* Start *

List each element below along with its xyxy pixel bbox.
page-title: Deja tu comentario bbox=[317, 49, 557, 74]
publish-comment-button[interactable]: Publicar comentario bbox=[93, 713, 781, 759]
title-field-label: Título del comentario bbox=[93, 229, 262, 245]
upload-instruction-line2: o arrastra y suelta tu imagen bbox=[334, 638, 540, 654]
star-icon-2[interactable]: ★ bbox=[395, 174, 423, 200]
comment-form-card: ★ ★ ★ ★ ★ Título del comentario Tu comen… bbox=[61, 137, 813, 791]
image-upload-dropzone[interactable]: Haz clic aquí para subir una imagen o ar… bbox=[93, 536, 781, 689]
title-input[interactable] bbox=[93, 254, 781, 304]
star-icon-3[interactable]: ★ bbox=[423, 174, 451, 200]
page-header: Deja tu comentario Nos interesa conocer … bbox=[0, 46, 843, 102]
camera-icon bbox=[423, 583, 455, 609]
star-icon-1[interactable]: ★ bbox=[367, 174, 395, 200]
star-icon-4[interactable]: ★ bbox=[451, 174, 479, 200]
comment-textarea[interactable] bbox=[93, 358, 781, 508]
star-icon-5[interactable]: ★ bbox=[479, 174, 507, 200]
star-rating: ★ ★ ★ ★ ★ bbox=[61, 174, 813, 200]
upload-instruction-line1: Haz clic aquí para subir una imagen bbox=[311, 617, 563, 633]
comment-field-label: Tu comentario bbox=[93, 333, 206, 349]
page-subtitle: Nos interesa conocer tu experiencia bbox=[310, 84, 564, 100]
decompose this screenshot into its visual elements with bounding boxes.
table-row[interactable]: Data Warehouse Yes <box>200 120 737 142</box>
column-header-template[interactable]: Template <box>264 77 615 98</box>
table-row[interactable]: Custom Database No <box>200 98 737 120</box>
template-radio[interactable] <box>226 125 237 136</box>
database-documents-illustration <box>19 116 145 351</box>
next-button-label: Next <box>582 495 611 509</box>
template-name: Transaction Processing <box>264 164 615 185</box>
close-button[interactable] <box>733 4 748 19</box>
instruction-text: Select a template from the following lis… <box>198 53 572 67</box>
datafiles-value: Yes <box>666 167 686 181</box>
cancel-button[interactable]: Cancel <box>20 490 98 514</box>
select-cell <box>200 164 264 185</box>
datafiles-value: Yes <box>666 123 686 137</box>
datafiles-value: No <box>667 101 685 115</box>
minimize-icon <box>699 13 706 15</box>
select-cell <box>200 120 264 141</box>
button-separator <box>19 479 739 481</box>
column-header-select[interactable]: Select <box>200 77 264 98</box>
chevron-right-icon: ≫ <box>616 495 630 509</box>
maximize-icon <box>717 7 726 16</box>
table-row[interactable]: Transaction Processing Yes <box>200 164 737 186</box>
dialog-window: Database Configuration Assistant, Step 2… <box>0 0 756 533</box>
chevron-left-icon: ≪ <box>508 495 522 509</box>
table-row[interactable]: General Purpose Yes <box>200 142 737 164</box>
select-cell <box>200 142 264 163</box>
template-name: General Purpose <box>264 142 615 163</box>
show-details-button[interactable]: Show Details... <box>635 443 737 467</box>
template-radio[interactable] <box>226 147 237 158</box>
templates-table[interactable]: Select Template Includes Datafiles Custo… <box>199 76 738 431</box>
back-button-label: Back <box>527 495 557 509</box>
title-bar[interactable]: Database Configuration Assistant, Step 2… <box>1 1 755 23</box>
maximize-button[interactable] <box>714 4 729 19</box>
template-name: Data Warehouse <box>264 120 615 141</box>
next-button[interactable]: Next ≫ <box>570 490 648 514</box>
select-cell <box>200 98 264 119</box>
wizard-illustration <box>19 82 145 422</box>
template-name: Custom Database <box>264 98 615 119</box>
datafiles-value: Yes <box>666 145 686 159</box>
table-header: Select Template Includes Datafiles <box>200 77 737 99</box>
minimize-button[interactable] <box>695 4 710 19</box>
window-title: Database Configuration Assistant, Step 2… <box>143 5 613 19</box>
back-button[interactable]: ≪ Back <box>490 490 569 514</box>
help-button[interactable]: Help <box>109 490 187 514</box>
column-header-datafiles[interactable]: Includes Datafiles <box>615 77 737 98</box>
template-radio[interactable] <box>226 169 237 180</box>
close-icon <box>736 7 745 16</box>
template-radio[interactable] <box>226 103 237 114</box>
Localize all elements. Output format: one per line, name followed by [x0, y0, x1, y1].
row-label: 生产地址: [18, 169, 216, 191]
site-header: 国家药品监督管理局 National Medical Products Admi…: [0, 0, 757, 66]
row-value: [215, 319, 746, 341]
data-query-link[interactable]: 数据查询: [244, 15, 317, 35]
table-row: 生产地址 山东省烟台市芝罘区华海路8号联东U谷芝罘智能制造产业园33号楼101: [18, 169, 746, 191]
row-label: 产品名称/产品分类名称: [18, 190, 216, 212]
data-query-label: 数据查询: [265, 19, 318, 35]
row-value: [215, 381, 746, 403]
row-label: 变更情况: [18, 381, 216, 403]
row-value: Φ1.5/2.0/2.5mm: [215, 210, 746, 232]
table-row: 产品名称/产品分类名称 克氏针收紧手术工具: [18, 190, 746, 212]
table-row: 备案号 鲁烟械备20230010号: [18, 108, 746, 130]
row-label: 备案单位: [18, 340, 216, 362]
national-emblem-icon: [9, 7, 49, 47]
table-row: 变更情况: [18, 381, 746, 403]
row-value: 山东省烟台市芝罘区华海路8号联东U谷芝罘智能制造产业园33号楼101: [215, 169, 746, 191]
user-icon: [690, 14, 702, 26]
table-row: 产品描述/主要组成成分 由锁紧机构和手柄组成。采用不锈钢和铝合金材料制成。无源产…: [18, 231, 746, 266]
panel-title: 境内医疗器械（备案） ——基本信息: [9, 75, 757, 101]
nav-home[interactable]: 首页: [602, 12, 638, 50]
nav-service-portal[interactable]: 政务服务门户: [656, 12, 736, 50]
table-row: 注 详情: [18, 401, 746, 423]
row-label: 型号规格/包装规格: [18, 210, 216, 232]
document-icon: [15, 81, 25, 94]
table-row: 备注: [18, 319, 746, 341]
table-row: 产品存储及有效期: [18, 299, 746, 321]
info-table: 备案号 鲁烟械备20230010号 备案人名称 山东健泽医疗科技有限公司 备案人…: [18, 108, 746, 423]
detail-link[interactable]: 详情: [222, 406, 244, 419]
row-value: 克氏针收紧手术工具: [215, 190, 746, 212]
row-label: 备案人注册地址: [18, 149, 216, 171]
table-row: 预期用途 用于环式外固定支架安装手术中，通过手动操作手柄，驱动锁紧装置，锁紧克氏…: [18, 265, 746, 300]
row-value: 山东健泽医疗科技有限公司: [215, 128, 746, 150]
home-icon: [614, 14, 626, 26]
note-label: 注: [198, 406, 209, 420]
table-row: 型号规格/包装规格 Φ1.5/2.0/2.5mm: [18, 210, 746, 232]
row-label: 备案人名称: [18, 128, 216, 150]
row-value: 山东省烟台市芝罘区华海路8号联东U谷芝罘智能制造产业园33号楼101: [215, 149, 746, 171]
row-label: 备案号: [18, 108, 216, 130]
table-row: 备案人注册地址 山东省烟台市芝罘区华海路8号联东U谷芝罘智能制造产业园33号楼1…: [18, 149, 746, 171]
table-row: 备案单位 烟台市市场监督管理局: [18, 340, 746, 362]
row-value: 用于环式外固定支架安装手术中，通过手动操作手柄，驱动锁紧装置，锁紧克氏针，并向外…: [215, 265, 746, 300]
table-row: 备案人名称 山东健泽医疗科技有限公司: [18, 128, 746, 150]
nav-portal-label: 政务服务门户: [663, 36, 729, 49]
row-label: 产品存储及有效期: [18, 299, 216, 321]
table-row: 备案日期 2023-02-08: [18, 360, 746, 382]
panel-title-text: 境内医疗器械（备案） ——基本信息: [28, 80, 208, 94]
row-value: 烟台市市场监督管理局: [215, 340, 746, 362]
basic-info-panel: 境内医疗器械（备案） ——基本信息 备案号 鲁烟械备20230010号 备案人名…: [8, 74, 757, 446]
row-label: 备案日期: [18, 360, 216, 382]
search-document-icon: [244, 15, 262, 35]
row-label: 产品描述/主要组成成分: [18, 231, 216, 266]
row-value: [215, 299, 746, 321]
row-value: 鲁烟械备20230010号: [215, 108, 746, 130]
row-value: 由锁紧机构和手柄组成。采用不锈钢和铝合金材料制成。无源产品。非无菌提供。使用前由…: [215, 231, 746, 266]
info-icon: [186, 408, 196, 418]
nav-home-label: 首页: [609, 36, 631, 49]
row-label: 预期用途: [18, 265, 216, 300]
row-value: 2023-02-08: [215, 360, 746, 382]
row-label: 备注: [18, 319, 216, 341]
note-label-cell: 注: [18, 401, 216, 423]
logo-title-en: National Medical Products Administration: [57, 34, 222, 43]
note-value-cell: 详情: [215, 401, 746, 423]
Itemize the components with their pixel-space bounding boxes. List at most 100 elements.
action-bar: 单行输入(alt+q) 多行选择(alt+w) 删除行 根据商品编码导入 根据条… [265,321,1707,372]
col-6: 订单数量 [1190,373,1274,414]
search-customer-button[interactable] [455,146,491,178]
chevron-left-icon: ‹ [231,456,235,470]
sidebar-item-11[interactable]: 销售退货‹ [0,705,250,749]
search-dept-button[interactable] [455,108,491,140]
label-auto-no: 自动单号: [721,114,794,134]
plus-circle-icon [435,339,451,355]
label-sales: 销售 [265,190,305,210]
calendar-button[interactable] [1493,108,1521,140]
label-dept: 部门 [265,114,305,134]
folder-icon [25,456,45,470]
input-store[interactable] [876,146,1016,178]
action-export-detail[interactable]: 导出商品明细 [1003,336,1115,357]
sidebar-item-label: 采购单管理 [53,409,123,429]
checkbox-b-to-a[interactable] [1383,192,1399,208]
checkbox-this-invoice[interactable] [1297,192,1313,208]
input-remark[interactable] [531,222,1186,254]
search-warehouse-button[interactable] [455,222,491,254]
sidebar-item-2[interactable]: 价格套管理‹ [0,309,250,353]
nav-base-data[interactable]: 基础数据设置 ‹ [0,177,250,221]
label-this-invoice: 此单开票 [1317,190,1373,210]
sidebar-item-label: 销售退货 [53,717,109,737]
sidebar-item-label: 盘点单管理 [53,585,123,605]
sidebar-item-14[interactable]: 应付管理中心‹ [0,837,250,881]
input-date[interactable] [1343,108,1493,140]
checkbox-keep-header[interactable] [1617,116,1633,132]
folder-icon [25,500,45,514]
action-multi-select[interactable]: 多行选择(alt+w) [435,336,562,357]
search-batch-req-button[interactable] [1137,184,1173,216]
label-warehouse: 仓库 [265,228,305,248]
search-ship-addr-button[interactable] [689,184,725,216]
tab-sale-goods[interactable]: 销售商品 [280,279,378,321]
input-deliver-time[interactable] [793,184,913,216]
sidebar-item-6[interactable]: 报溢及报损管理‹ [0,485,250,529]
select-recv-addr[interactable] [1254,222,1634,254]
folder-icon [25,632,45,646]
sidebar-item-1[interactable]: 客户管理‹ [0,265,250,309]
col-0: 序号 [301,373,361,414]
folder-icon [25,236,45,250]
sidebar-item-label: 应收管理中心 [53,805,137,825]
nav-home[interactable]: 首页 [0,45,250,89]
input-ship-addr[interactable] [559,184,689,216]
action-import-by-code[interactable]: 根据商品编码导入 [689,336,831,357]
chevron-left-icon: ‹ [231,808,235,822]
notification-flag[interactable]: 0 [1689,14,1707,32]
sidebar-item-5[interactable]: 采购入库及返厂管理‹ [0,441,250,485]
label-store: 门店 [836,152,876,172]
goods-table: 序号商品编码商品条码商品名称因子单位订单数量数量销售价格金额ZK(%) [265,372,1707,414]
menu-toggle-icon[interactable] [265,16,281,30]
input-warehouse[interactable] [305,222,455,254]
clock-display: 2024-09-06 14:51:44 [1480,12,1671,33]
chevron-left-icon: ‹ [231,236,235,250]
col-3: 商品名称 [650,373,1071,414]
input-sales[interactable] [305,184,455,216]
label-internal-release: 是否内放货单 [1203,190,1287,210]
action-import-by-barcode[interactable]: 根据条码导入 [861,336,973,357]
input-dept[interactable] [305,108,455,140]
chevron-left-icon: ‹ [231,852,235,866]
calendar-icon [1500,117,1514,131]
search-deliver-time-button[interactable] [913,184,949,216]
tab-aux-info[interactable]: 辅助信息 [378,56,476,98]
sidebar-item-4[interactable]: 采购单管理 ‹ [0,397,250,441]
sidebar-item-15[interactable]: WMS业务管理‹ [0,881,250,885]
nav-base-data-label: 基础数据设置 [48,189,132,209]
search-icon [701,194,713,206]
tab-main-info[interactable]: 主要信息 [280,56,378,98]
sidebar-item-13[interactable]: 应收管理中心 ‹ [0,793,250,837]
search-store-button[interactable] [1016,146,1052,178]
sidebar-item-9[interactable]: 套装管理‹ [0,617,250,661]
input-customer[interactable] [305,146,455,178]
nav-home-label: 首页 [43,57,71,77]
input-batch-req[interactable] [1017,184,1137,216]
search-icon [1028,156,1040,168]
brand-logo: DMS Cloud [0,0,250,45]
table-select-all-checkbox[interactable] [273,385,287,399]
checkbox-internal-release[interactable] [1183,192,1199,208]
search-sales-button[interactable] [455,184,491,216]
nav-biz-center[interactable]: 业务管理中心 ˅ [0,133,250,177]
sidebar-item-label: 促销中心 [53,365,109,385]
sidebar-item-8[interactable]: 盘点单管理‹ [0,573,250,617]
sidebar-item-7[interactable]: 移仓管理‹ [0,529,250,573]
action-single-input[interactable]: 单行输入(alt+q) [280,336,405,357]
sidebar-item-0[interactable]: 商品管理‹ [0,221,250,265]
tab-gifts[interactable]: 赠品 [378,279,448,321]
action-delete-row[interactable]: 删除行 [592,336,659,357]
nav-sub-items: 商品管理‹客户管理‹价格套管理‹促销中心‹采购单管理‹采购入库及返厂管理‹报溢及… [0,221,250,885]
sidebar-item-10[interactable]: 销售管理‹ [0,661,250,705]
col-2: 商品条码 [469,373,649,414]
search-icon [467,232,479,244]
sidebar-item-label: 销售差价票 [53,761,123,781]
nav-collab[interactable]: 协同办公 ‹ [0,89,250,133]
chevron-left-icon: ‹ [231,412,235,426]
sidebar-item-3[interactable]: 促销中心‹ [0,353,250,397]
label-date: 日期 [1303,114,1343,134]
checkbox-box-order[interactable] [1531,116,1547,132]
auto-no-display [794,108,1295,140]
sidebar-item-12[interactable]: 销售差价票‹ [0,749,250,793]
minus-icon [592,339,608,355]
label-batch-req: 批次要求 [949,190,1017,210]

* End *

● WHAT THE EXERCISE ASKS
Copy the records word for word, starting at the first line and stopping after the line that contains "comment-form-card: ★ ★".

● RIGHT ANSWER
List each element below along with its xyxy pixel bbox.
page-title: Deja tu comentario bbox=[317, 49, 557, 74]
publish-comment-button[interactable]: Publicar comentario bbox=[93, 713, 781, 759]
title-field-label: Título del comentario bbox=[93, 229, 262, 245]
upload-instruction-line2: o arrastra y suelta tu imagen bbox=[334, 638, 540, 654]
star-icon-2[interactable]: ★ bbox=[395, 174, 423, 200]
comment-form-card: ★ ★ ★ ★ ★ Título del comentario Tu comen… bbox=[61, 137, 813, 791]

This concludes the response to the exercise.